*** RECORDS TO PROCESS ***

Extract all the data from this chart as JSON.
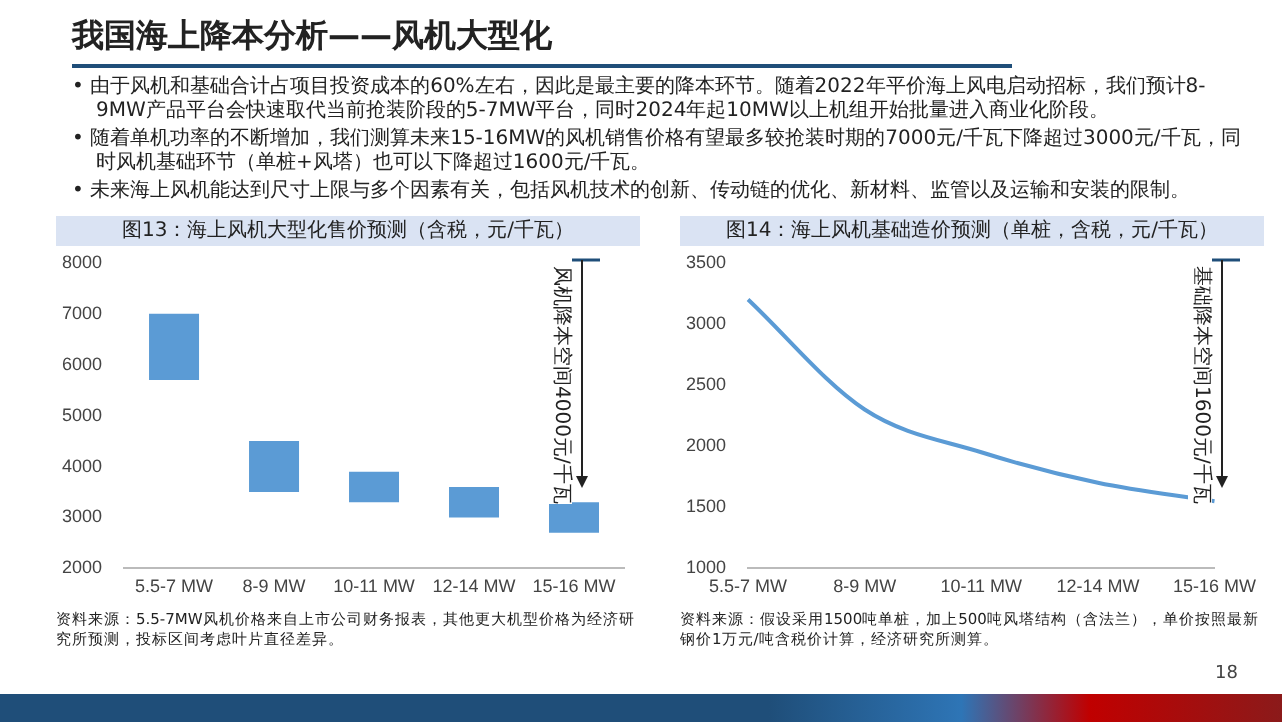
{
  "chart_data": [
    {
      "type": "bar",
      "title": "图13：海上风机大型化售价预测（含税，元/千瓦）",
      "categories": [
        "5.5-7 MW",
        "8-9 MW",
        "10-11 MW",
        "12-14 MW",
        "15-16 MW"
      ],
      "base": [
        5700,
        3500,
        3300,
        3000,
        2700
      ],
      "values": [
        1300,
        1000,
        600,
        600,
        600
      ],
      "color": "#5b9bd5",
      "ylim": [
        2000,
        8000
      ],
      "yticks": [
        2000,
        3000,
        4000,
        5000,
        6000,
        7000,
        8000
      ],
      "grid": false,
      "annotations": [
        "我国海上降本分析——风机大型化",
        "• 由于风机和基础合计占项目投资成本的60%左右，因此是最主要的降本环节。随着2022年平价海上风电启动招标，我们预计8-9MW产品平台会快速取代当前抢装阶段的5-7MW平台，同时2024年起10MW以上机组开始批量进入商业化阶段。",
        "• 随着单机功率的不断增加，我们测算未来15-16MW的风机销售价格有望最多较抢装时期的7000元/千瓦下降超过3000元/千瓦，同时风机基础环节（单桩+风塔）也可以下降超过1600元/千瓦。",
        "• 未来海上风机能达到尺寸上限与多个因素有关，包括风机技术的创新、传动链的优化、新材料、监管以及运输和安装的限制。",
        "风机降本空间4000元/千瓦",
        "资料来源：5.5-7MW风机价格来自上市公司财务报表，其他更大机型价格为经济研究所预测，投标区间考虑叶片直径差异。",
        "18"
      ]
    },
    {
      "type": "line",
      "title": "图14：海上风机基础造价预测（单桩，含税，元/千瓦）",
      "categories": [
        "5.5-7 MW",
        "8-9 MW",
        "10-11 MW",
        "12-14 MW",
        "15-16 MW"
      ],
      "values": [
        3200,
        2300,
        1950,
        1700,
        1550
      ],
      "color": "#5b9bd5",
      "marker": "none",
      "ylim": [
        1000,
        3500
      ],
      "yticks": [
        1000,
        1500,
        2000,
        2500,
        3000,
        3500
      ],
      "grid": false,
      "annotations": [
        "基础降本空间1600元/千瓦",
        "资料来源：假设采用1500吨单桩，加上500吨风塔结构（含法兰），单价按照最新钢价1万元/吨含税价计算，经济研究所测算。"
      ]
    }
  ]
}
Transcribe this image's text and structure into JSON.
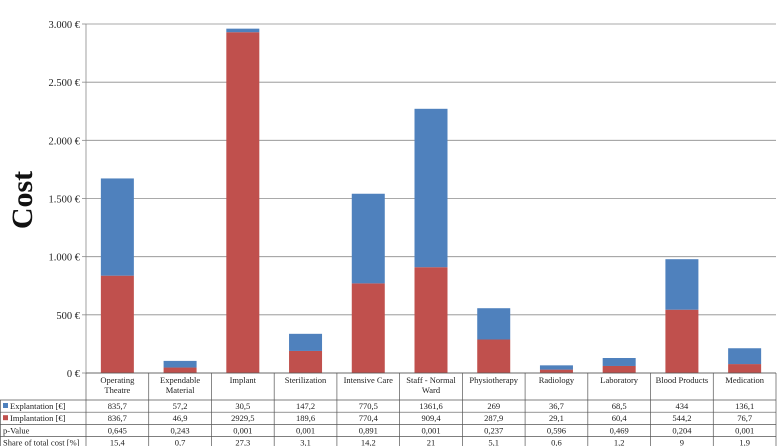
{
  "chart_data": {
    "type": "bar",
    "stacked": true,
    "ylabel": "Cost",
    "ylim": [
      0,
      3000
    ],
    "yticks": [
      0,
      500,
      1000,
      1500,
      2000,
      2500,
      3000
    ],
    "ytick_labels": [
      "0 €",
      "500 €",
      "1.000 €",
      "1.500 €",
      "2.000 €",
      "2.500 €",
      "3.000 €"
    ],
    "categories": [
      [
        "Operating",
        "Theatre"
      ],
      [
        "Expendable",
        "Material"
      ],
      [
        "Implant"
      ],
      [
        "Sterilization"
      ],
      [
        "Intensive Care"
      ],
      [
        "Staff - Normal",
        "Ward"
      ],
      [
        "Physiotherapy"
      ],
      [
        "Radiology"
      ],
      [
        "Laboratory"
      ],
      [
        "Blood Products"
      ],
      [
        "Medication"
      ]
    ],
    "series": [
      {
        "name": "Explantation [€]",
        "color": "#4F81BD",
        "values": [
          835.7,
          57.2,
          30.5,
          147.2,
          770.5,
          1361.6,
          269,
          36.7,
          68.5,
          434,
          136.1
        ],
        "labels": [
          "835,7",
          "57,2",
          "30,5",
          "147,2",
          "770,5",
          "1361,6",
          "269",
          "36,7",
          "68,5",
          "434",
          "136,1"
        ]
      },
      {
        "name": "Implantation [€]",
        "color": "#C0504D",
        "values": [
          836.7,
          46.9,
          2929.5,
          189.6,
          770.4,
          909.4,
          287.9,
          29.1,
          60.4,
          544.2,
          76.7
        ],
        "labels": [
          "836,7",
          "46,9",
          "2929,5",
          "189,6",
          "770,4",
          "909,4",
          "287,9",
          "29,1",
          "60,4",
          "544,2",
          "76,7"
        ]
      }
    ],
    "table_rows": [
      {
        "label": "p-Value",
        "values": [
          "0,645",
          "0,243",
          "0,001",
          "0,001",
          "0,891",
          "0,001",
          "0,237",
          "0,596",
          "0,469",
          "0,204",
          "0,001"
        ]
      },
      {
        "label": "Share of total cost [%]",
        "values": [
          "15,4",
          "0,7",
          "27,3",
          "3,1",
          "14,2",
          "21",
          "5,1",
          "0,6",
          "1,2",
          "9",
          "1,9"
        ]
      }
    ]
  }
}
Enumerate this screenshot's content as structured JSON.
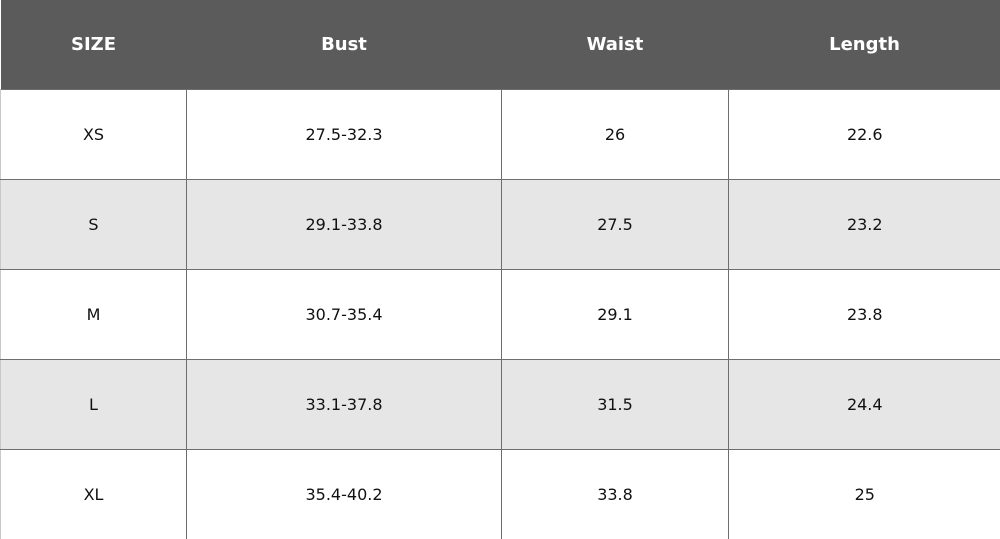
{
  "table": {
    "headers": [
      "SIZE",
      "Bust",
      "Waist",
      "Length"
    ],
    "rows": [
      [
        "XS",
        "27.5-32.3",
        "26",
        "22.6"
      ],
      [
        "S",
        "29.1-33.8",
        "27.5",
        "23.2"
      ],
      [
        "M",
        "30.7-35.4",
        "29.1",
        "23.8"
      ],
      [
        "L",
        "33.1-37.8",
        "31.5",
        "24.4"
      ],
      [
        "XL",
        "35.4-40.2",
        "33.8",
        "25"
      ]
    ]
  },
  "colors": {
    "header_background": "#5b5b5b",
    "header_text": "#ffffff",
    "stripe_background": "#e6e6e6",
    "grid_line": "#6e6e6e"
  }
}
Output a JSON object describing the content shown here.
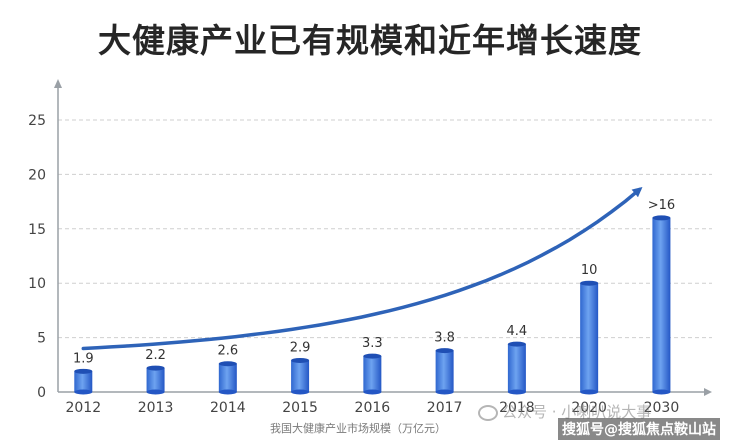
{
  "title": "大健康产业已有规模和近年增长速度",
  "caption": "我国大健康产业市场规模（万亿元）",
  "watermarks": {
    "primary": "公众号 · 小喇叭说大事",
    "secondary": "搜狐号@搜狐焦点鞍山站"
  },
  "colors": {
    "bar_top": "#5b93ea",
    "bar_bottom": "#2457c5",
    "bar_cap": "#1f4fb4",
    "trend_arrow": "#2e63b8",
    "grid": "#cfcfcf",
    "axis": "#9aa0a6",
    "text": "#333333",
    "tick_text": "#444444"
  },
  "chart_data": {
    "type": "bar",
    "categories": [
      "2012",
      "2013",
      "2014",
      "2015",
      "2016",
      "2017",
      "2018",
      "2020",
      "2030"
    ],
    "values": [
      1.9,
      2.2,
      2.6,
      2.9,
      3.3,
      3.8,
      4.4,
      10,
      16
    ],
    "data_labels": [
      "1.9",
      "2.2",
      "2.6",
      "2.9",
      "3.3",
      "3.8",
      "4.4",
      "10",
      ">16"
    ],
    "yticks": [
      0,
      5,
      10,
      15,
      20,
      25
    ],
    "ylim": [
      0,
      25
    ],
    "grid": true,
    "bar_style": "cylinder",
    "trend_arrow": true
  }
}
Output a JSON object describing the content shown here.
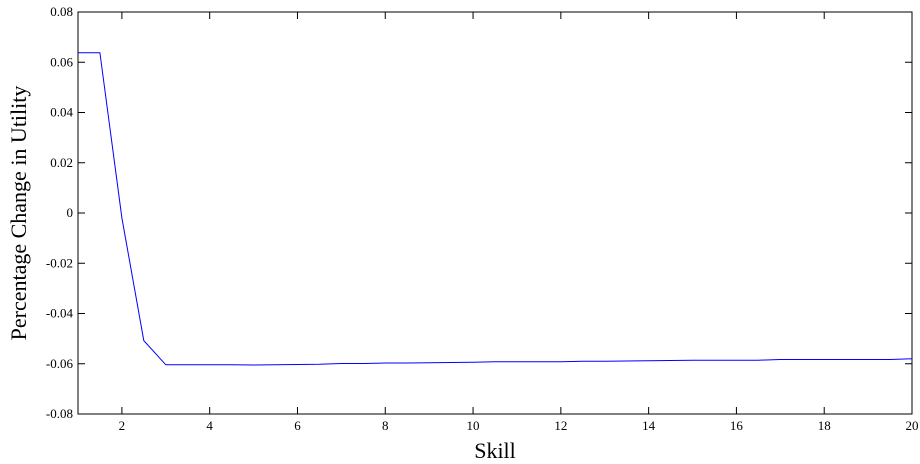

***

Check each line of the data above for the word "name" and say how many lines contain it, giving nothing besides the number.

[REPLY TO THE TASK] 2